On 05/02/2017 11:49 AM, Chris Wilson wrote:
> We want to allow userspace to reconfigure the subslice configuration for
> its own use case. To do so, we expose a context parameter to allow
> adjustment of the RPCS register stored within the context image (and
> currently not accessible via LRI).

Userspace could also do this by themselves via LRI if we simply 
whitelist GEN8_R_PWR_CLK_STATE.

Hardware people suggested this programming model:

- PIPECONTROL - Stalling flish, flush all caches (color, depth, DC$)
- LOAD_REGISTER_IMMEDIATE - R_PWR_CLK_STATE
- Reprogram complete state

> If the context is adjusted before
> first use, the adjustment is for "free"; otherwise if the context is
> active we flush the context off the GPU (stalling all users) and forcing
> the GPU to save the context to memory where we can modify it and so
> ensure that the register is reloaded on next execution.

There is another cost associated with the adjustment: slice poweron and 
shutdown do take some time to happen (in the order of tens of usecs). I 
have been playing with an i-g-t benchmark to measure this delay, I'll 
send it to the mailing list.

> The overhead of managing additional EU subslices can be significant,
> especially in multi-context workloads. Non-GPGPU contexts should
> preferably disable the subslices it is not using, and others should
> fine-tune the number to match their workload.
>
> We expose complete control over the RPCS register, allowing
> configuration of slice/subslice, via masks packed into a u64 for
> simplicity. For example,
>
> 	struct drm_i915_gem_context_param arg;
>
> 	memset(&arg, 0, sizeof(arg));
> 	arg.ctx_id = ctx;
> 	arg.param = I915_CONTEXT_PARAM_SSEU;
> 	if (drmIoctl(fd, DRM_IOCTL_I915_GEM_CONTEXT_GETPARAM, &arg) == 0) {
> 		union drm_i915_gem_context_param_sseu *sseu = &arg.value;
>
> 		sseu->packed.subslice_mask = 0;
>
> 		drmIoctl(fd, DRM_IOCTL_I915_GEM_CONTEXT_SETPARAM, &arg);
> 	}
>
> could be used to disable all subslices where supported.

▶ SUPPLIED INFORMATION:

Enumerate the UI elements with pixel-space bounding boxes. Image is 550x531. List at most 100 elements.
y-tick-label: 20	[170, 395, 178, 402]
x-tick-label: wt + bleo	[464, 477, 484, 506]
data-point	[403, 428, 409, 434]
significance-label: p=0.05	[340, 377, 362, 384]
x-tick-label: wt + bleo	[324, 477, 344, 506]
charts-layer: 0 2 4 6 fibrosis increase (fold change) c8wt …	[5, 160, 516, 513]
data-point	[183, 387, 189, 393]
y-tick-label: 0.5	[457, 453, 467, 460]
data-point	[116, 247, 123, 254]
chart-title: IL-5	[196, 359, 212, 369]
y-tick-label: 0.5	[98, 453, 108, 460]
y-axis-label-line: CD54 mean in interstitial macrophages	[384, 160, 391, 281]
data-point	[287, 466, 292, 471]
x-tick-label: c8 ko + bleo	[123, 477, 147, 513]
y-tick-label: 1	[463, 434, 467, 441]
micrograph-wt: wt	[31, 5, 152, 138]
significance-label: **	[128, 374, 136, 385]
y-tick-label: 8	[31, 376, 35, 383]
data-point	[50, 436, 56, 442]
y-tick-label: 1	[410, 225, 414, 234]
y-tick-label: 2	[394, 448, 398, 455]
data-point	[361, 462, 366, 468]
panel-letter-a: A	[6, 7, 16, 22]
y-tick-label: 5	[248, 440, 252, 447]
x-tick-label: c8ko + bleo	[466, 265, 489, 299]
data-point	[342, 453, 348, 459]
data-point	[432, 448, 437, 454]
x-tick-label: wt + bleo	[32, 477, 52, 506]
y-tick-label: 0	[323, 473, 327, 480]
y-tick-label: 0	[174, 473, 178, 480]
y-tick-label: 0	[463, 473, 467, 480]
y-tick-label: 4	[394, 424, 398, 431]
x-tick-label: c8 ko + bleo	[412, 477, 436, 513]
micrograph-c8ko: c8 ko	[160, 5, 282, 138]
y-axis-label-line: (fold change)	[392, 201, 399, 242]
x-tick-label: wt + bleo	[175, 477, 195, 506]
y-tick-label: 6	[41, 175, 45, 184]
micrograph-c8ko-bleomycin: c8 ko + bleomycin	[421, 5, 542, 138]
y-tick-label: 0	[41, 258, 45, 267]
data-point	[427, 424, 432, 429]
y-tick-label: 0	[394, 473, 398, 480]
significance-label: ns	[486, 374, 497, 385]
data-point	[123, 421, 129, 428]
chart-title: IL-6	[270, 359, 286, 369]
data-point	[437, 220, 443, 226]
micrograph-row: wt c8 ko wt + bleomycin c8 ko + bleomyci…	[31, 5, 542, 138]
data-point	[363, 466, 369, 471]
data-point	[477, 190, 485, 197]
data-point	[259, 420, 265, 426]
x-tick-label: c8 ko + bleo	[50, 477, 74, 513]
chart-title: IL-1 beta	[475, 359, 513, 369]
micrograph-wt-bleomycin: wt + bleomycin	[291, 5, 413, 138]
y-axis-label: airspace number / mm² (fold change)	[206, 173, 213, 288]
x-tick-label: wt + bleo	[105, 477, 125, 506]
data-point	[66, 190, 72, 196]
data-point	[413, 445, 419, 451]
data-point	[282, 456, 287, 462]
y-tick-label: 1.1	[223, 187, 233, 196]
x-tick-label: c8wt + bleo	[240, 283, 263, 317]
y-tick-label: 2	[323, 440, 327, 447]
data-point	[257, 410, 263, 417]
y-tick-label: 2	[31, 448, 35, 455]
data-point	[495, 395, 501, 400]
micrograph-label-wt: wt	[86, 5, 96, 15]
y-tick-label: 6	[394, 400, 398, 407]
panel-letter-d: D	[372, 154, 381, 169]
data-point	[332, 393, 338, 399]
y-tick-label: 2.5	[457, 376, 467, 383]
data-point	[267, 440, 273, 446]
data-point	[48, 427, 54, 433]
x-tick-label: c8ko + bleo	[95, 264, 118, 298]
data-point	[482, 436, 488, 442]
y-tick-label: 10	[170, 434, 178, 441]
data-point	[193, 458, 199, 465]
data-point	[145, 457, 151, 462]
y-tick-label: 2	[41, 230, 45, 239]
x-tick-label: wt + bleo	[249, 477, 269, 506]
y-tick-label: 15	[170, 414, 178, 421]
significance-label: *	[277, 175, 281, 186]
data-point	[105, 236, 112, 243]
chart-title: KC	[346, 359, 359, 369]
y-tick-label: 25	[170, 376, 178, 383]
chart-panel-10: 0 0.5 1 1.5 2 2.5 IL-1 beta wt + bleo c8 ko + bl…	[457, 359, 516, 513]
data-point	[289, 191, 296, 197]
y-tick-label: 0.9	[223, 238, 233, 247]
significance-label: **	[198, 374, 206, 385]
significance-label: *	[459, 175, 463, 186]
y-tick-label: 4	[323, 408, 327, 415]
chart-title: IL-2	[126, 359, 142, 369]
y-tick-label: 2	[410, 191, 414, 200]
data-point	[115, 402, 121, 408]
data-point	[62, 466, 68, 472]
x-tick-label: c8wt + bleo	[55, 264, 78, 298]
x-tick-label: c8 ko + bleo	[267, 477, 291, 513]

▶ GIVEN TASK:
According to the supplied passage, roughly how long do slice power-on and shutdown take?

▶ TASK SOLUTION:
On the order of tens of microseconds.